-------- Provided entries
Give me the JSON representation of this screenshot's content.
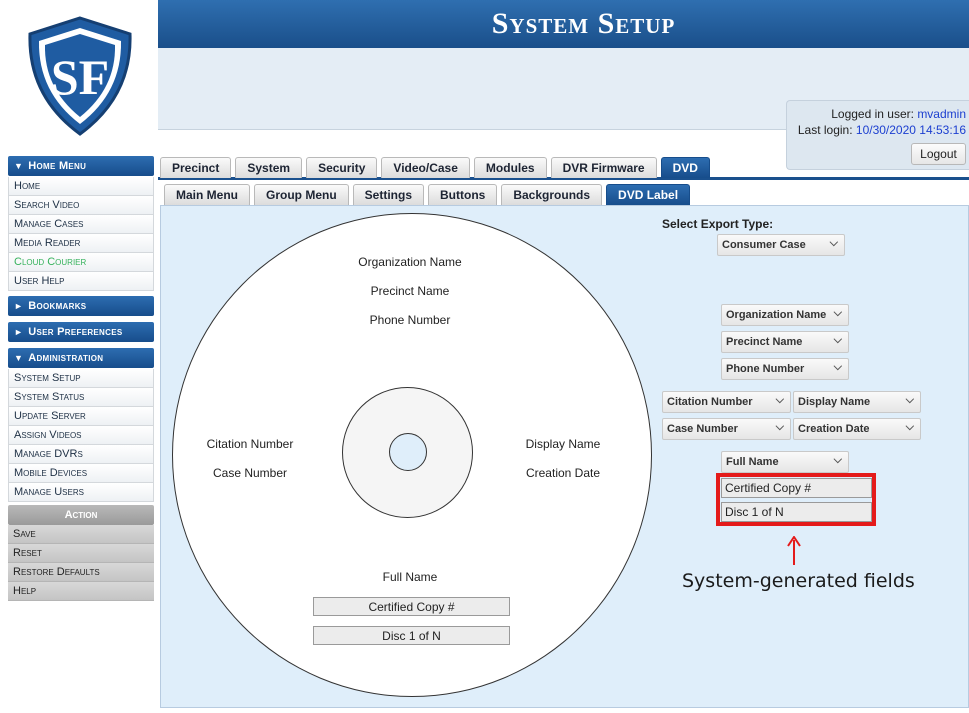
{
  "app": {
    "title": "System Setup",
    "logo_text": "SF"
  },
  "login": {
    "user_label": "Logged in user:",
    "user_value": "mvadmin",
    "last_label": "Last login:",
    "last_value": "10/30/2020 14:53:16",
    "logout_label": "Logout"
  },
  "sidebar": {
    "home_menu": "Home Menu",
    "home_items": [
      "Home",
      "Search Video",
      "Manage Cases",
      "Media Reader",
      "Cloud Courier",
      "User Help"
    ],
    "bookmarks": "Bookmarks",
    "user_prefs": "User Preferences",
    "administration": "Administration",
    "admin_items": [
      "System Setup",
      "System Status",
      "Update Server",
      "Assign Videos",
      "Manage DVRs",
      "Mobile Devices",
      "Manage Users"
    ],
    "action_head": "Action",
    "action_items": [
      "Save",
      "Reset",
      "Restore Defaults",
      "Help"
    ]
  },
  "tabs_primary": [
    "Precinct",
    "System",
    "Security",
    "Video/Case",
    "Modules",
    "DVR Firmware",
    "DVD"
  ],
  "tabs_secondary": [
    "Main Menu",
    "Group Menu",
    "Settings",
    "Buttons",
    "Backgrounds",
    "DVD Label"
  ],
  "disc": {
    "org": "Organization Name",
    "precinct": "Precinct Name",
    "phone": "Phone Number",
    "citation": "Citation Number",
    "case": "Case Number",
    "display": "Display Name",
    "creation": "Creation Date",
    "full_name": "Full Name",
    "certified": "Certified Copy #",
    "disc_n": "Disc 1 of N"
  },
  "controls": {
    "export_label": "Select Export Type:",
    "export_value": "Consumer Case",
    "sel_org": "Organization Name",
    "sel_precinct": "Precinct Name",
    "sel_phone": "Phone Number",
    "sel_citation": "Citation Number",
    "sel_display": "Display Name",
    "sel_case": "Case Number",
    "sel_creation": "Creation Date",
    "sel_fullname": "Full Name",
    "sys_certified": "Certified Copy #",
    "sys_disc": "Disc 1 of N"
  },
  "annotation": "System-generated fields",
  "colors": {
    "brand_blue": "#1a508d",
    "highlight_red": "#e41a1a",
    "panel_bg": "#dfeefa",
    "green_item": "#36b25c"
  }
}
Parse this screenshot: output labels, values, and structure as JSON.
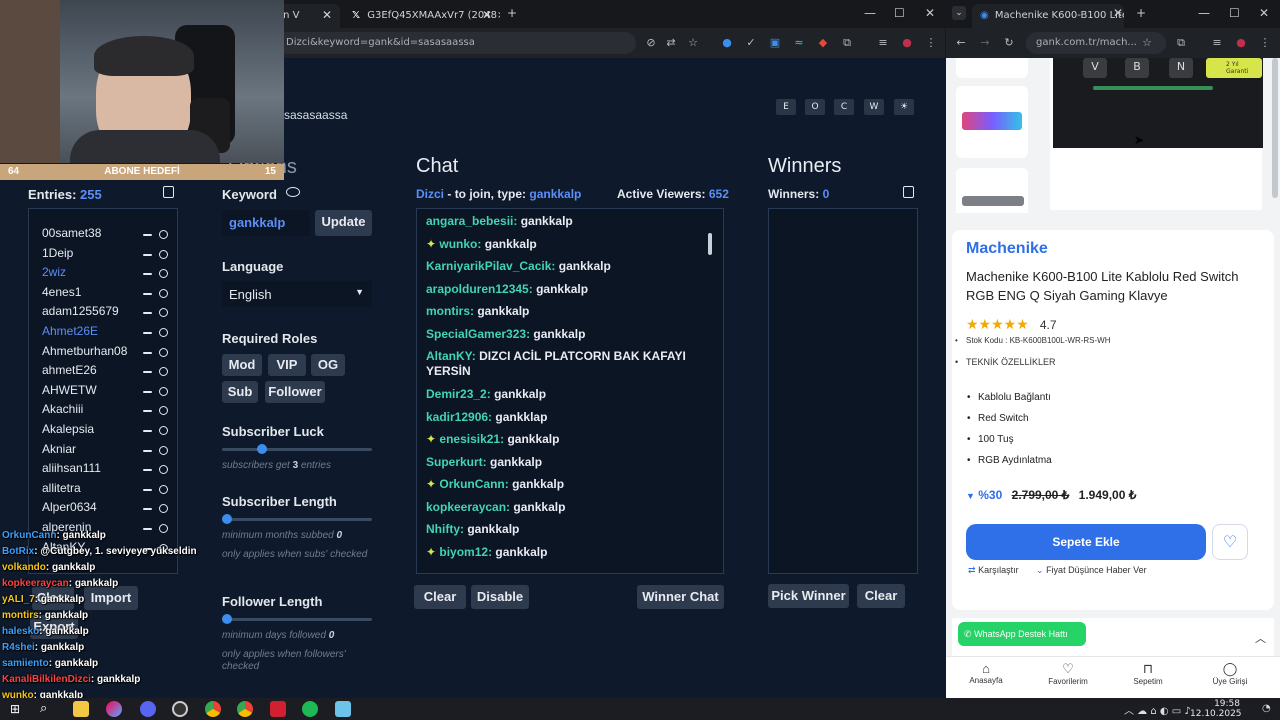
{
  "left_browser": {
    "tabs": [
      {
        "title": "ği (Uzun V"
      },
      {
        "title": "G3EfQ45XMAAxVr7 (2048×18"
      }
    ],
    "address": "Dizci&keyword=gank&id=sasasaassa",
    "window_controls": [
      "—",
      "☐",
      "✕"
    ]
  },
  "giveaway": {
    "channel_title": "sasasaassa",
    "corner_buttons": [
      "E",
      "O",
      "C",
      "W",
      "☀"
    ],
    "entries_heading": "Entries:",
    "entries_count": "255",
    "entries": [
      "00samet38",
      "1Deip",
      "2wiz",
      "4enes1",
      "adam1255679",
      "Ahmet26E",
      "Ahmetburhan08",
      "ahmetE26",
      "AHWETW",
      "Akachiii",
      "Akalepsia",
      "Akniar",
      "aliihsan111",
      "allitetra",
      "Alper0634",
      "alperenin",
      "AltanKY"
    ],
    "highlighted_entries": [
      2,
      5
    ],
    "clear_label": "Clear",
    "import_label": "Import",
    "export_label": "Export",
    "options_heading": "Options",
    "keyword_label": "Keyword",
    "keyword_value": "gankkalp",
    "update_label": "Update",
    "language_label": "Language",
    "language_value": "English",
    "roles_label": "Required Roles",
    "roles": [
      "Mod",
      "VIP",
      "OG",
      "Sub",
      "Follower"
    ],
    "sub_luck_label": "Subscriber Luck",
    "sub_luck_hint_pre": "subscribers get",
    "sub_luck_value": "3",
    "sub_luck_hint_post": "entries",
    "sub_luck_level": 0.25,
    "sub_length_label": "Subscriber Length",
    "sub_length_hint": "minimum months subbed",
    "sub_length_value": "0",
    "sub_length_note": "only applies when subs' checked",
    "follower_length_label": "Follower Length",
    "follower_length_hint": "minimum days followed",
    "follower_length_value": "0",
    "follower_length_note": "only applies when followers' checked",
    "chat_heading": "Chat",
    "chat_sub_channel": "Dizci",
    "chat_sub_mid": "- to join, type:",
    "chat_sub_keyword": "gankkalp",
    "active_viewers_label": "Active Viewers:",
    "active_viewers": "652",
    "chat_lines": [
      {
        "user": "angara_bebesii:",
        "msg": "gankkalp",
        "badge": false
      },
      {
        "user": "wunko:",
        "msg": "gankkalp",
        "badge": true
      },
      {
        "user": "KarniyarikPilav_Cacik:",
        "msg": "gankkalp",
        "badge": false
      },
      {
        "user": "arapolduren12345:",
        "msg": "gankkalp",
        "badge": false
      },
      {
        "user": "montirs:",
        "msg": "gankkalp",
        "badge": false
      },
      {
        "user": "SpecialGamer323:",
        "msg": "gankkalp",
        "badge": false
      },
      {
        "user": "AltanKY:",
        "msg": "DIZCI ACİL PLATCORN BAK KAFAYI YERSİN",
        "badge": false
      },
      {
        "user": "Demir23_2:",
        "msg": "gankkalp",
        "badge": false
      },
      {
        "user": "kadir12906:",
        "msg": "gankklap",
        "badge": false
      },
      {
        "user": "enesisik21:",
        "msg": "gankkalp",
        "badge": true
      },
      {
        "user": "Superkurt:",
        "msg": "gankkalp",
        "badge": false
      },
      {
        "user": "OrkunCann:",
        "msg": "gankkalp",
        "badge": true
      },
      {
        "user": "kopkeeraycan:",
        "msg": "gankkalp",
        "badge": false
      },
      {
        "user": "Nhifty:",
        "msg": "gankkalp",
        "badge": false
      },
      {
        "user": "biyom12:",
        "msg": "gankkalp",
        "badge": true
      }
    ],
    "chat_clear": "Clear",
    "chat_disable": "Disable",
    "winner_chat": "Winner Chat",
    "winners_heading": "Winners",
    "winners_label": "Winners:",
    "winners_count": "0",
    "pick_winner": "Pick Winner",
    "winners_clear": "Clear"
  },
  "stream_overlay": {
    "abone_left": "64",
    "abone_label": "ABONE HEDEFİ",
    "abone_right": "15",
    "chat": [
      {
        "user": "OrkunCann",
        "msg": ": gankkalp",
        "color": "#3aa0ff"
      },
      {
        "user": "BotRix",
        "msg": ": @Cutgbey, 1. seviyeye yükseldin",
        "color": "#3aa0ff"
      },
      {
        "user": "volkando",
        "msg": ": gankkalp",
        "color": "#f5c518"
      },
      {
        "user": "kopkeeraycan",
        "msg": ": gankkalp",
        "color": "#ff4040"
      },
      {
        "user": "yALI_7",
        "msg": ": gankkalp",
        "color": "#f5c518"
      },
      {
        "user": "montirs",
        "msg": ": gankkalp",
        "color": "#f5c518"
      },
      {
        "user": "halesko",
        "msg": ": gankkalp",
        "color": "#3aa0ff"
      },
      {
        "user": "R4shei",
        "msg": ": gankkalp",
        "color": "#3aa0ff"
      },
      {
        "user": "samiiento",
        "msg": ": gankkalp",
        "color": "#3aa0ff"
      },
      {
        "user": "KanaliBilkilenDizci",
        "msg": ": gankkalp",
        "color": "#ff4040"
      },
      {
        "user": "wunko",
        "msg": ": gankkalp",
        "color": "#f5c518"
      }
    ]
  },
  "right_browser": {
    "tab_title": "Machenike K600-B100 Lite Kabl",
    "address": "gank.com.tr/mach...",
    "badge_text": "2 Yıl Garanti",
    "keys": [
      "V",
      "B",
      "N"
    ],
    "brand": "Machenike",
    "product_title": "Machenike K600-B100 Lite Kablolu Red Switch RGB ENG Q Siyah Gaming Klavye",
    "rating": "4.7",
    "stock_code": "Stok Kodu : KB-K600B100L-WR-RS-WH",
    "spec_heading": "TEKNİK ÖZELLİKLER",
    "specs": [
      "Kablolu Bağlantı",
      "Red Switch",
      "100 Tuş",
      "RGB Aydınlatma"
    ],
    "discount": "%30",
    "old_price": "2.799,00 ₺",
    "new_price": "1.949,00 ₺",
    "add_to_cart": "Sepete Ekle",
    "compare": "Karşılaştır",
    "price_alert": "Fiyat Düşünce Haber Ver",
    "whatsapp": "WhatsApp Destek Hattı",
    "bottom_nav": [
      "Anasayfa",
      "Favorilerim",
      "Sepetim",
      "Üye Girişi"
    ],
    "colors": {
      "primary": "#2f6fe8",
      "brand": "#2f6fe8"
    }
  },
  "taskbar": {
    "time": "19:58",
    "date": "12.10.2025"
  }
}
----------------
◆ Objective
Sift the material for lines with the string "Citation". Copy each one found.

◆ Reply to the exercise
    "citation": "Citation Number",
    "sel_citation": "Citation Number",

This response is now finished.